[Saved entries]
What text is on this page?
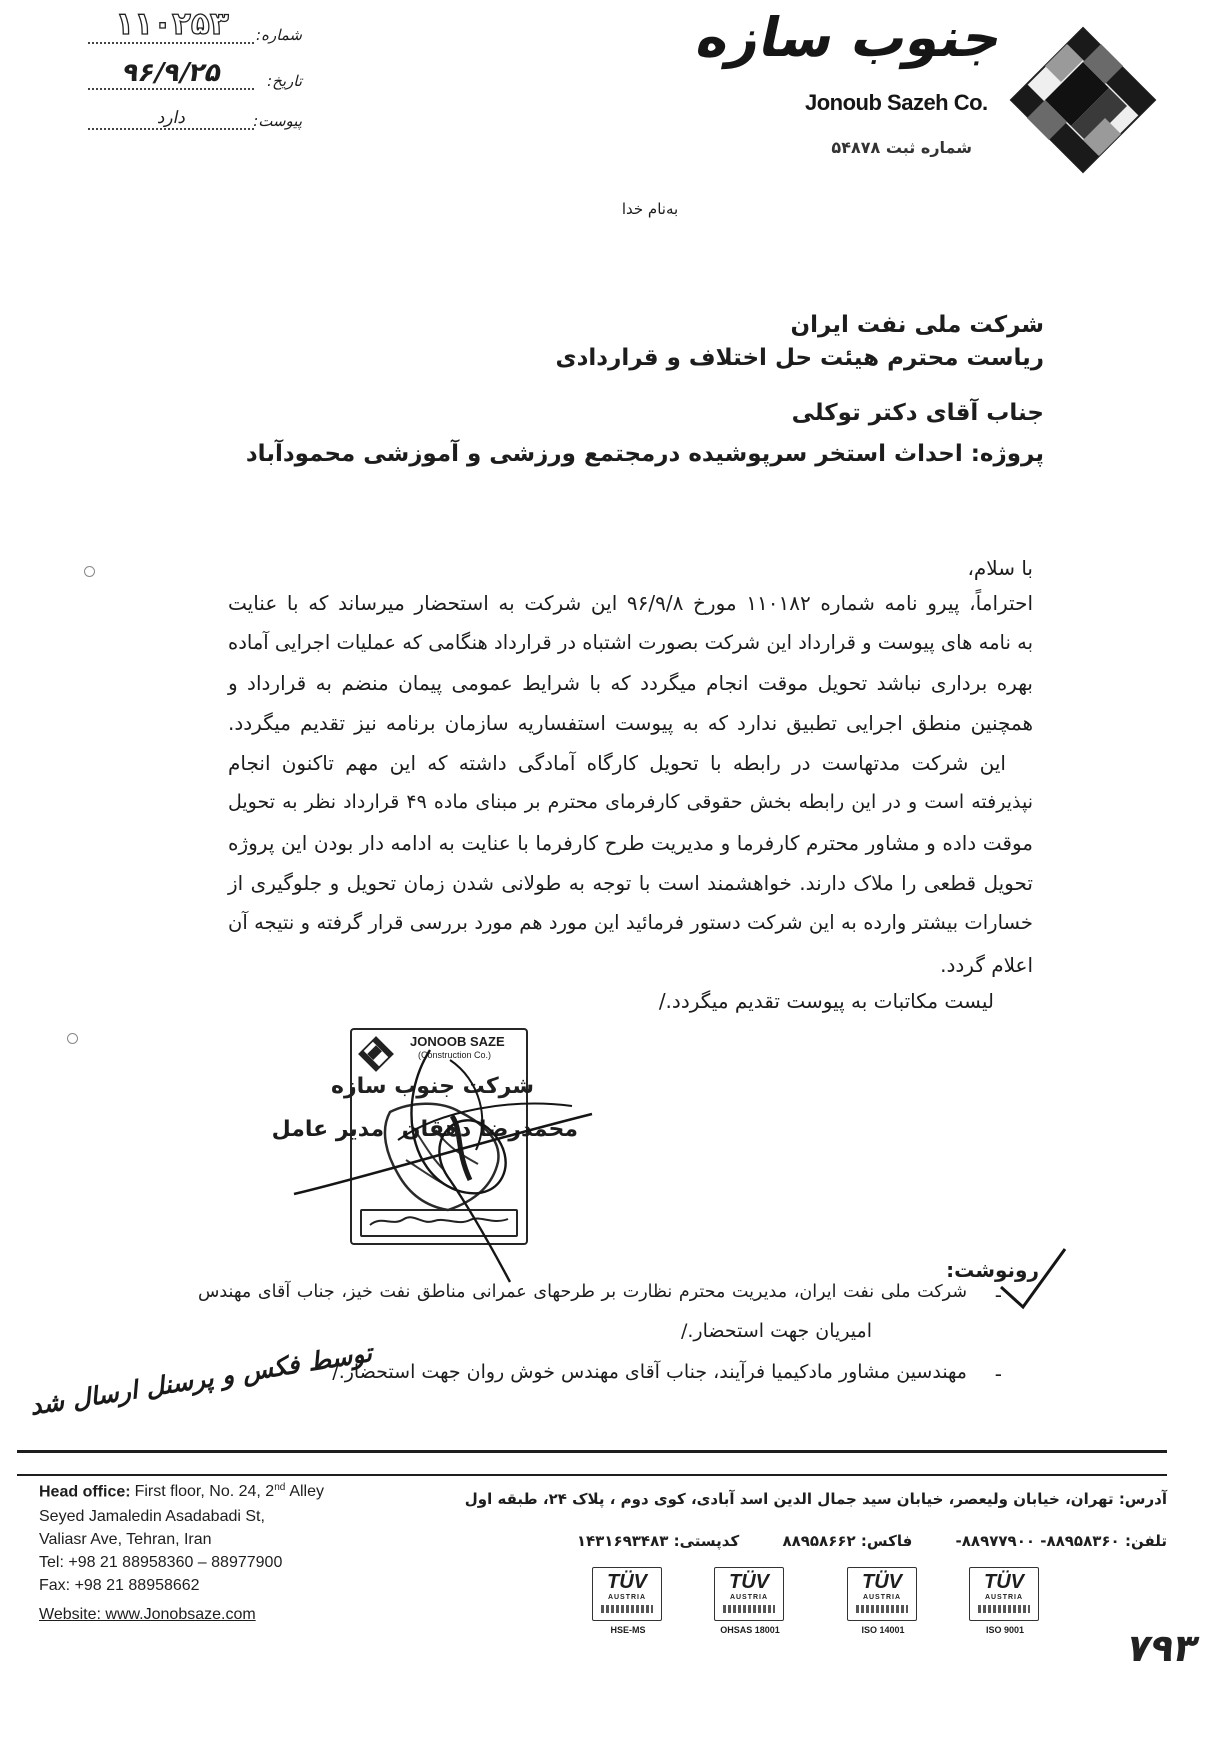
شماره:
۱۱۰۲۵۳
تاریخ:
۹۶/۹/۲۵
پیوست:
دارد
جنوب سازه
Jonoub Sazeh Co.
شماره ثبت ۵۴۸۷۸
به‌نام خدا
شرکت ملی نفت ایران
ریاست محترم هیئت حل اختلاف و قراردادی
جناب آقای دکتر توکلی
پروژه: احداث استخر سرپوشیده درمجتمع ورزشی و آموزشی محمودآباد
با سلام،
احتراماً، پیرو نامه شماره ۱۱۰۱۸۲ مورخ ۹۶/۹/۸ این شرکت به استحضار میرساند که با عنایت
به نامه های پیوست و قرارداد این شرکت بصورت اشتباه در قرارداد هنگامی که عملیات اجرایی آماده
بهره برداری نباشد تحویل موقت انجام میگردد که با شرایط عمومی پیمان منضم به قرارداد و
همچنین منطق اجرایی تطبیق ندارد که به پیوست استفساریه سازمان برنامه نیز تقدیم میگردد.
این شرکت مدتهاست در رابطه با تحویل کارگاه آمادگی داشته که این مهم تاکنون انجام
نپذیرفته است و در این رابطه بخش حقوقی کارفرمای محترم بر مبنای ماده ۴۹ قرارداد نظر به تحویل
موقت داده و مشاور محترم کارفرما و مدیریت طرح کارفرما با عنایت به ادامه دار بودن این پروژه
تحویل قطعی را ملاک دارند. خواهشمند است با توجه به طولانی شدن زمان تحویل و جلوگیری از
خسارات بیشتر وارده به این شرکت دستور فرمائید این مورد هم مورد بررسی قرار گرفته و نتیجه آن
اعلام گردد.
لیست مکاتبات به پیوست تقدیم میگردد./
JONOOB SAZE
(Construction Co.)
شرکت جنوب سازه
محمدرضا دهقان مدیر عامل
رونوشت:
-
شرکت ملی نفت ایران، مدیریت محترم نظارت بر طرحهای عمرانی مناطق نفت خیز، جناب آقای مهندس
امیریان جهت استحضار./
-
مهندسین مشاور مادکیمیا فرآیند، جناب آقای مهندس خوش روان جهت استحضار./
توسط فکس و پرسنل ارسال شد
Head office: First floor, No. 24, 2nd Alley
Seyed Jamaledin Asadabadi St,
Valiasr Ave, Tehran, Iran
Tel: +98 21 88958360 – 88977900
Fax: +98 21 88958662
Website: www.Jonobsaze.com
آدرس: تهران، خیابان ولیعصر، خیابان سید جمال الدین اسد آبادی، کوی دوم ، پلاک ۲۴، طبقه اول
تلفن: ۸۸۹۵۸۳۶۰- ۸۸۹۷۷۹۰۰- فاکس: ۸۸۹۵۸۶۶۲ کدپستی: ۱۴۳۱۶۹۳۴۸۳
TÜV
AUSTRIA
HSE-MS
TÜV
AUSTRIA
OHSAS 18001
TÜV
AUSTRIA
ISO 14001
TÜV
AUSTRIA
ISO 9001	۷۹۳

...

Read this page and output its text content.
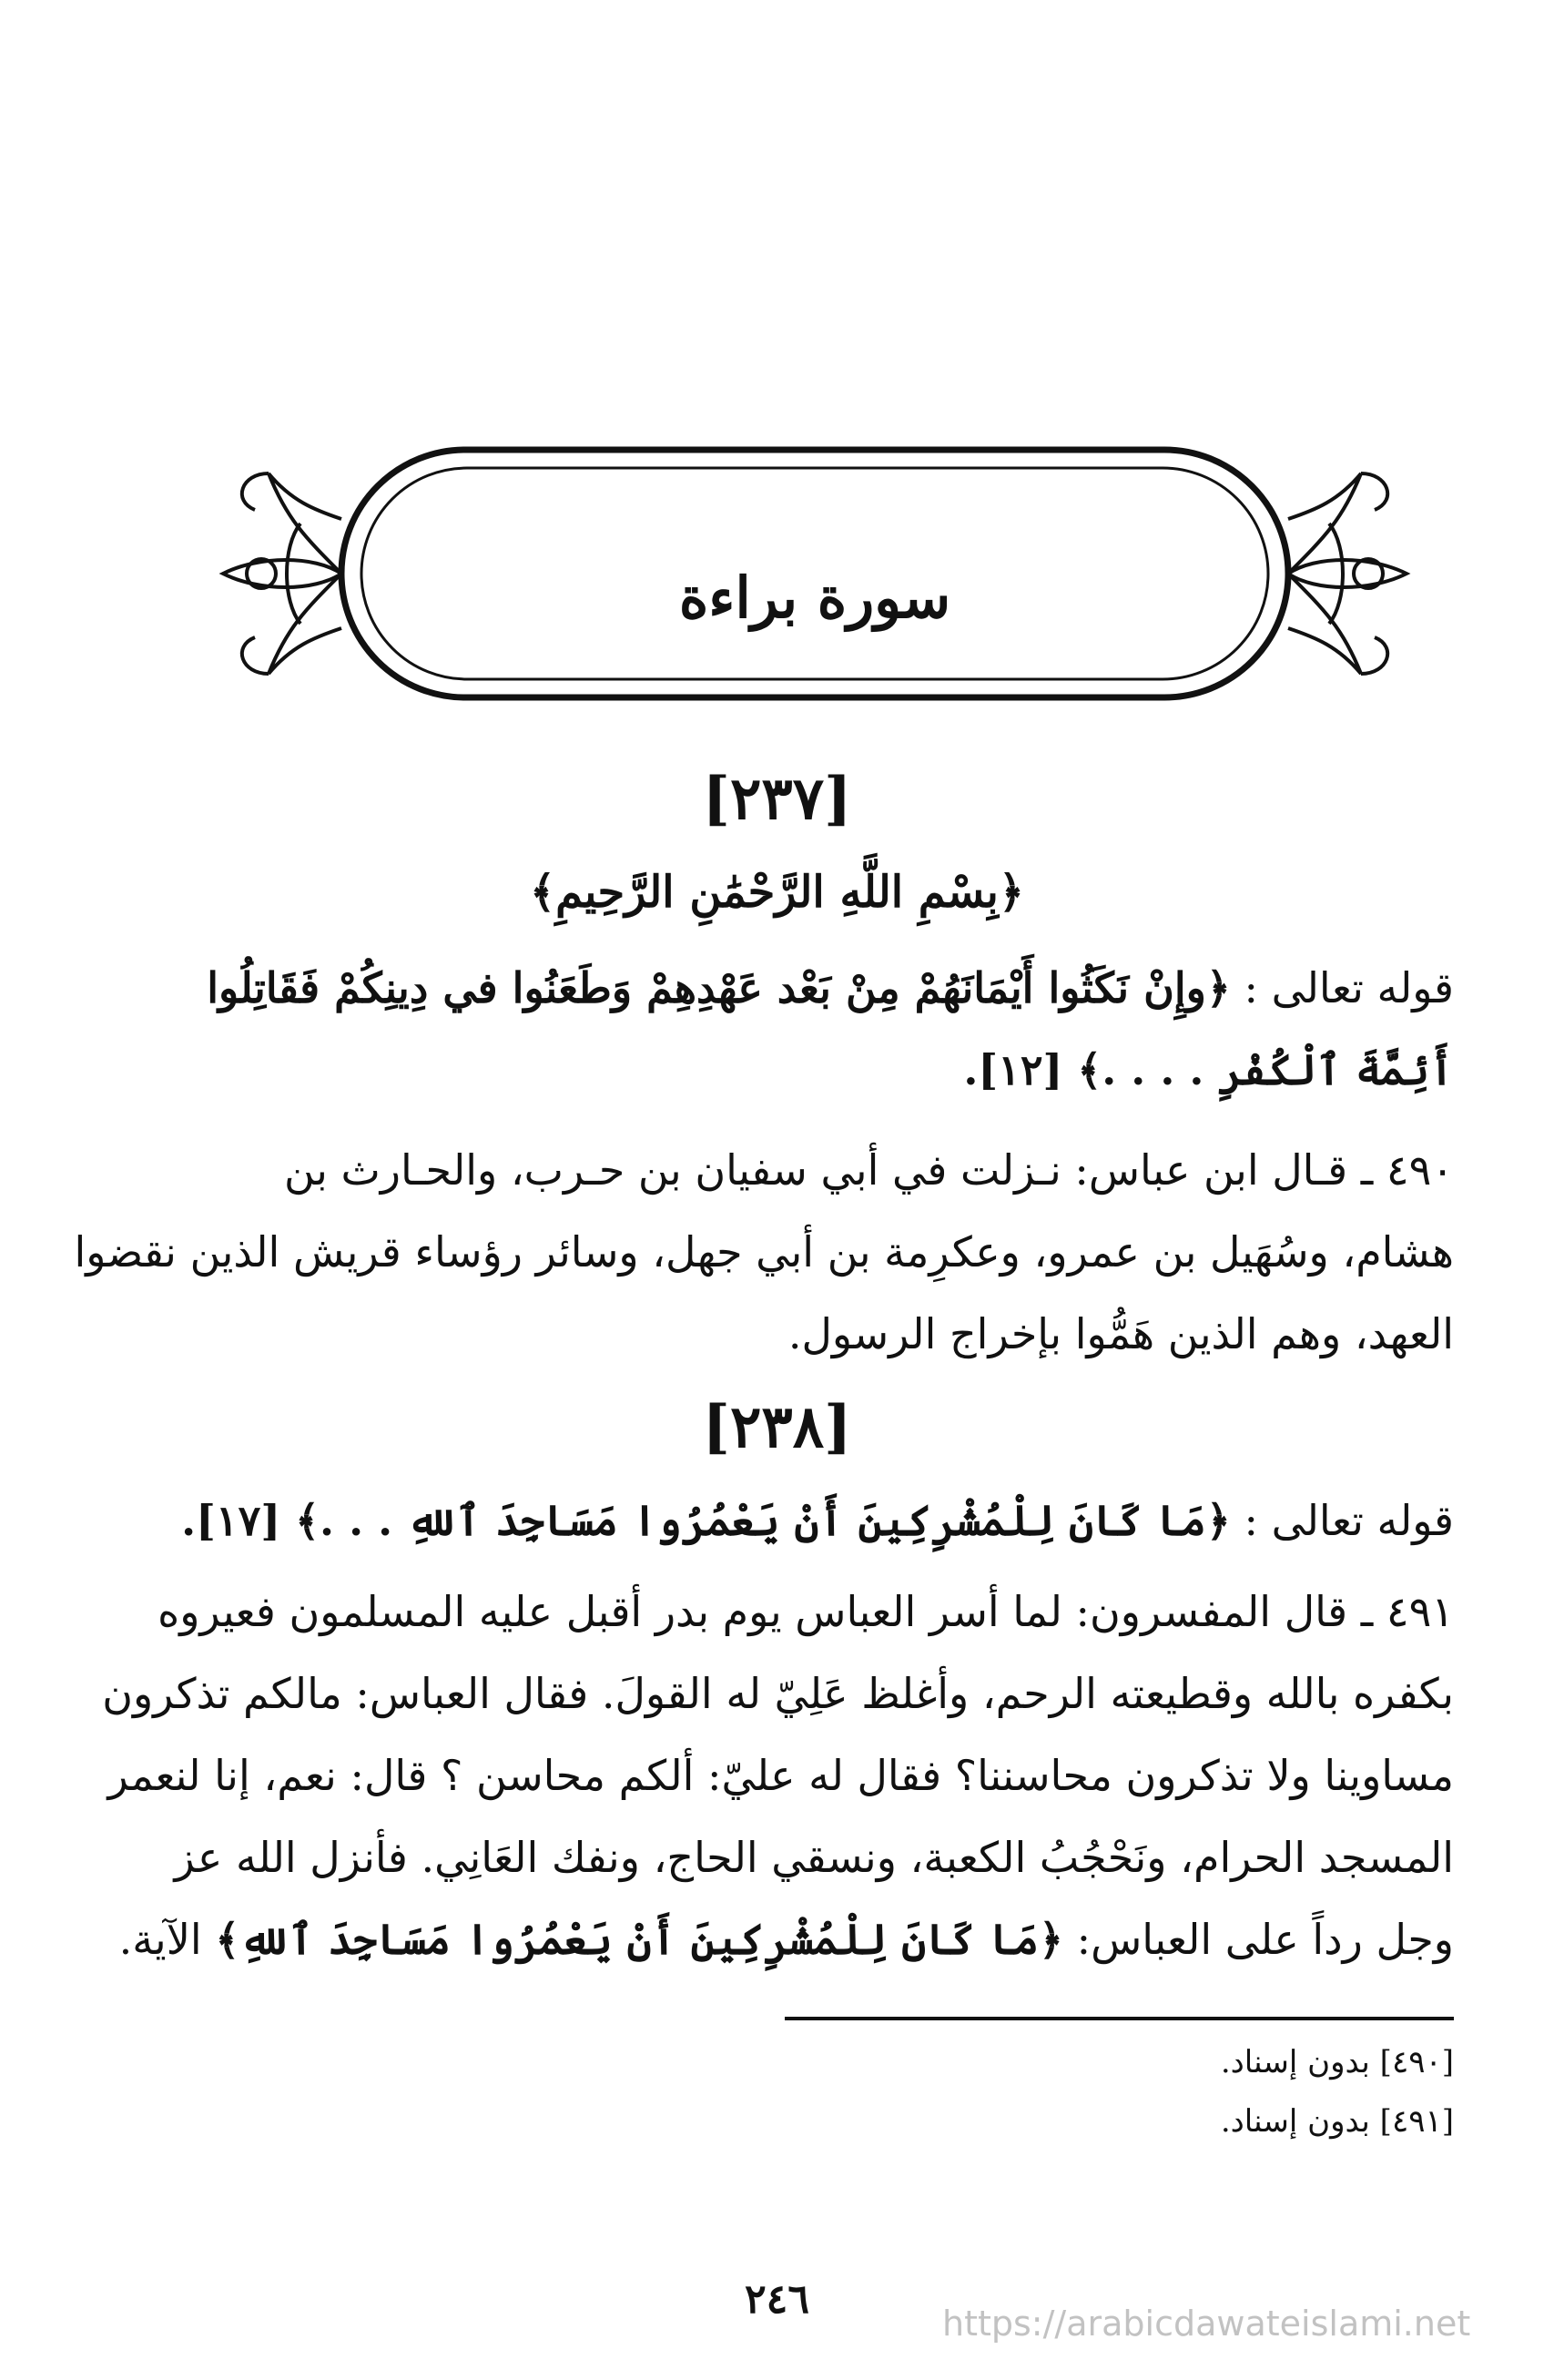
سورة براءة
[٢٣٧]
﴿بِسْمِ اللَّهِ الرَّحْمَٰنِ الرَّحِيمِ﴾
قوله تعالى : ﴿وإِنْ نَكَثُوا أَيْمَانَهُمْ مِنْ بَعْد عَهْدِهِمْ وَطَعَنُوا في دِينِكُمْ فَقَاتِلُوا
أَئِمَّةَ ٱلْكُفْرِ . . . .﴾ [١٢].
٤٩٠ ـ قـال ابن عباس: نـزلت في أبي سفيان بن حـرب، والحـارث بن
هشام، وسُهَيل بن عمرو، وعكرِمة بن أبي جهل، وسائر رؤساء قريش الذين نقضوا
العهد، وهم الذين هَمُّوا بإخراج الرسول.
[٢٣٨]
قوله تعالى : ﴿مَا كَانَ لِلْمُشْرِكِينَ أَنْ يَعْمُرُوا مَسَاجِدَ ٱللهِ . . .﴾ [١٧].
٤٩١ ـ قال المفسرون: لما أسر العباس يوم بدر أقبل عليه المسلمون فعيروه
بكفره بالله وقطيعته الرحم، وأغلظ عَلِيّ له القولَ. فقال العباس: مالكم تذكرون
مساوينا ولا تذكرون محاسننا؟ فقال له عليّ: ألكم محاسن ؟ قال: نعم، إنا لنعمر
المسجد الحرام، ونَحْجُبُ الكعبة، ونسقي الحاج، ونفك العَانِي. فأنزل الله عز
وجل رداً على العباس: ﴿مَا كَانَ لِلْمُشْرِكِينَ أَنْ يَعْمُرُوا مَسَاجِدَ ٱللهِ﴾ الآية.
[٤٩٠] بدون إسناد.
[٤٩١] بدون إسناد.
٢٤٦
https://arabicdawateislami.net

• Written problem
All lines in the data that contain the word "page" should be copied.

• Expected answer
What text is on this page?
Read this page and output its text content.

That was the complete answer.